(begin)

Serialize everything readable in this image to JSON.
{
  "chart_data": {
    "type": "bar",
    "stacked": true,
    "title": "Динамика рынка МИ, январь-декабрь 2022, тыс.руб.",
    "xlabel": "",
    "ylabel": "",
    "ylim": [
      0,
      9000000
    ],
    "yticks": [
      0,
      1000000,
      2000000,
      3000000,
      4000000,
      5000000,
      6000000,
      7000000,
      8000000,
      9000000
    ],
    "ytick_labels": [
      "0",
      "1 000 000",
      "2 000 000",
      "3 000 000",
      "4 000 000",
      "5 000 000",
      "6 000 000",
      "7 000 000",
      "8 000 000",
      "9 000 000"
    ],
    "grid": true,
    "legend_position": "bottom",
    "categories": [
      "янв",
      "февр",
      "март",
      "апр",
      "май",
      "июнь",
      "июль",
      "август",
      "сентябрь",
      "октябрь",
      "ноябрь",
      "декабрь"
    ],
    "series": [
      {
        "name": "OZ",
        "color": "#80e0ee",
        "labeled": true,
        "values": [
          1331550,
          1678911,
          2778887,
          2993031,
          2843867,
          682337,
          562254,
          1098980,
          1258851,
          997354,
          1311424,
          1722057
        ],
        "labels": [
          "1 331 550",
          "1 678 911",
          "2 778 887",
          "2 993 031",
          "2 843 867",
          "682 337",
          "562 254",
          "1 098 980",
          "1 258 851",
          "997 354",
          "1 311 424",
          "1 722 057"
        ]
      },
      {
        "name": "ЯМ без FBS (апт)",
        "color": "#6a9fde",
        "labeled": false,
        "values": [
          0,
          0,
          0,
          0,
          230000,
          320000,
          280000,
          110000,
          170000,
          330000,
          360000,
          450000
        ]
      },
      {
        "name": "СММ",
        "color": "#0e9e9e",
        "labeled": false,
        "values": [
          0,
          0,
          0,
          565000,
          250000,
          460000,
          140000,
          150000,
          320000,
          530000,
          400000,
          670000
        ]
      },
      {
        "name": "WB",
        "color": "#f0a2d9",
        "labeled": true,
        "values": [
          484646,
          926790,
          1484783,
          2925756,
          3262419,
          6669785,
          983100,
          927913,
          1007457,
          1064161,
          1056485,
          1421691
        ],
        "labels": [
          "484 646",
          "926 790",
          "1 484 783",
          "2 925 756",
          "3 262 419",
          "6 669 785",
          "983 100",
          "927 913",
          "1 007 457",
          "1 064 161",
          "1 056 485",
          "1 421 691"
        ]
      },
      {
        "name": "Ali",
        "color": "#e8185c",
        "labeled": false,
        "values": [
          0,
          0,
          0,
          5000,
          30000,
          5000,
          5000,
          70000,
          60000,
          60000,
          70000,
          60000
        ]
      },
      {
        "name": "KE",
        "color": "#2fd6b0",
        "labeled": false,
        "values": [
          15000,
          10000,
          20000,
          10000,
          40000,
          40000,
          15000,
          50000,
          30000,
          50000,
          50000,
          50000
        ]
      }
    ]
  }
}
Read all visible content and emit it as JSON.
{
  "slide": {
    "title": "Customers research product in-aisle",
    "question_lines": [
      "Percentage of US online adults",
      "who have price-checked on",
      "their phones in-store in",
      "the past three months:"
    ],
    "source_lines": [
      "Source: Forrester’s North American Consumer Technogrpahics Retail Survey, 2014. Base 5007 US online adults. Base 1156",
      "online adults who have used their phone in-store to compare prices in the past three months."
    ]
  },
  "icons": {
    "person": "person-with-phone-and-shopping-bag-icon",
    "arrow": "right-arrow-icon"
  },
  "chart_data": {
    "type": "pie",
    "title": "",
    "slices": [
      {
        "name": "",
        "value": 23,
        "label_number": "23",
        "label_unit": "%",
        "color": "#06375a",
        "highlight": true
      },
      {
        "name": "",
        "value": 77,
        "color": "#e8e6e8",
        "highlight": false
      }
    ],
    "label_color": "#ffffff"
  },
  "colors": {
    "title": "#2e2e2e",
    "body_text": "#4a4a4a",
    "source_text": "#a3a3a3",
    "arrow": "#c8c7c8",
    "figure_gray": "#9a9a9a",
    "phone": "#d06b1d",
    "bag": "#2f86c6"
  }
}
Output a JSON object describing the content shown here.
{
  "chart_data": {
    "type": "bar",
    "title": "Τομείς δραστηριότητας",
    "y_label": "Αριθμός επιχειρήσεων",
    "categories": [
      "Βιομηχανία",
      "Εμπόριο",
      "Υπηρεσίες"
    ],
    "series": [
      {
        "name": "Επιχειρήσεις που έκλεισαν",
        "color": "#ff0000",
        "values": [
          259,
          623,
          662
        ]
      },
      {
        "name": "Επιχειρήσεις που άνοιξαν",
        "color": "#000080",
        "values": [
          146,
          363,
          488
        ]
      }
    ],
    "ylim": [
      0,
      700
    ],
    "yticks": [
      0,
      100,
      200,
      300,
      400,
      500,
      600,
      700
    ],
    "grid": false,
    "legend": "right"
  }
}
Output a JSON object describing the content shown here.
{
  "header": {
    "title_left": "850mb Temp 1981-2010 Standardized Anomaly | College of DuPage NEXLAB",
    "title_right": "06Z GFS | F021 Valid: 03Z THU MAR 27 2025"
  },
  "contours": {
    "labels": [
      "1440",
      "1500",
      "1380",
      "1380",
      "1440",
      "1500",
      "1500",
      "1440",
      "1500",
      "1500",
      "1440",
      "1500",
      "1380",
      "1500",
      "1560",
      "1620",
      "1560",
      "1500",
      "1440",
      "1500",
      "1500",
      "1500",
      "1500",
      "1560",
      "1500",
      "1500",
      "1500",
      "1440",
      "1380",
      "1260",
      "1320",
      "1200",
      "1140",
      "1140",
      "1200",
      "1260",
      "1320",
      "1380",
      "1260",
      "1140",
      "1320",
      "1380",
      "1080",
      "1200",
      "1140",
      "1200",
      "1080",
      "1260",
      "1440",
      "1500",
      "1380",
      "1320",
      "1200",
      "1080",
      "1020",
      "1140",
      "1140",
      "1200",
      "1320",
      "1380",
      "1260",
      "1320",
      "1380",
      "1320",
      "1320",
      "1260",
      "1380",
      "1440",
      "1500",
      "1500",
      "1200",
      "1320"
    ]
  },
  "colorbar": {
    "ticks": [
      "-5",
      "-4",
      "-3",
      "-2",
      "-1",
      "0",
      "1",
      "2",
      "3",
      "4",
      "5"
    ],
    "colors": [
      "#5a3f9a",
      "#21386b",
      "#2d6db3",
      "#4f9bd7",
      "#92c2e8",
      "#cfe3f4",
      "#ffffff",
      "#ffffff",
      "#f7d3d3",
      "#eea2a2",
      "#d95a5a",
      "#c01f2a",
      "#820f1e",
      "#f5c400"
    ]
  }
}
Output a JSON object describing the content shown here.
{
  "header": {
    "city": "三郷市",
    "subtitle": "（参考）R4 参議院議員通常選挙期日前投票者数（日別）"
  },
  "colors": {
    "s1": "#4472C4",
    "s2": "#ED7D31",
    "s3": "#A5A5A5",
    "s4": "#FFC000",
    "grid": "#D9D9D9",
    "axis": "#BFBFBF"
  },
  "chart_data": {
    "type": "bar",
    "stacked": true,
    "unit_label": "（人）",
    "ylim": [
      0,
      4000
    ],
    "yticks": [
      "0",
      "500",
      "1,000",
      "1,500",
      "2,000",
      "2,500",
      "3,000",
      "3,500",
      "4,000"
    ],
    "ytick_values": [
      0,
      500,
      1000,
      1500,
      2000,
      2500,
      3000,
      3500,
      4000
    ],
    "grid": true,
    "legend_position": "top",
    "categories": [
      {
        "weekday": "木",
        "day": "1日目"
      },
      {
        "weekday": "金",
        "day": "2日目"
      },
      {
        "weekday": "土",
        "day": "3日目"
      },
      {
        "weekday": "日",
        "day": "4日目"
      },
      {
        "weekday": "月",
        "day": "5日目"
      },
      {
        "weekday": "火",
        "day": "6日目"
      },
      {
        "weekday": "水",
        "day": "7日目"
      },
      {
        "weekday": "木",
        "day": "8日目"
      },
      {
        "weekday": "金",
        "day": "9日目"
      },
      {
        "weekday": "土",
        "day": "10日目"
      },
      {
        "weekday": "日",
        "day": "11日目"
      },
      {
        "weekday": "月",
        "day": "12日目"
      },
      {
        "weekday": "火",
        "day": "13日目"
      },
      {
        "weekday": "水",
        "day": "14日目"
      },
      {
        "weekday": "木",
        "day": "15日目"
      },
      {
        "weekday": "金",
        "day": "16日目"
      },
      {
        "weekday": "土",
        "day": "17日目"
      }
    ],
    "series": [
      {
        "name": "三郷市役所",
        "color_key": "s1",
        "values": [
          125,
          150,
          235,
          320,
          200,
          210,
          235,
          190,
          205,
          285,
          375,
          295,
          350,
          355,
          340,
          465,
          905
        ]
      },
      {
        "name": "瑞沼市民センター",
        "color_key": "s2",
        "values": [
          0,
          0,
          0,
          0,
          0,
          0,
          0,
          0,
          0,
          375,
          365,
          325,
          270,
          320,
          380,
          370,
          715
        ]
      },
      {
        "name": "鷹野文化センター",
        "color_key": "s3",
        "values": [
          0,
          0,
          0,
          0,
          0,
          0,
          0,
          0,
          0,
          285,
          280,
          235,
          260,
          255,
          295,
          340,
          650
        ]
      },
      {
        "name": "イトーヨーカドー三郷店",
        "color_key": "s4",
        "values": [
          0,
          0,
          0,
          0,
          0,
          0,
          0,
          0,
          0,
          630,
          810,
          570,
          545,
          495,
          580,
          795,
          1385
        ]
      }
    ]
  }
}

(end)

Given problem: Your answer should be one number: how many lines of the listing include the word "декабрь".

The reply: 2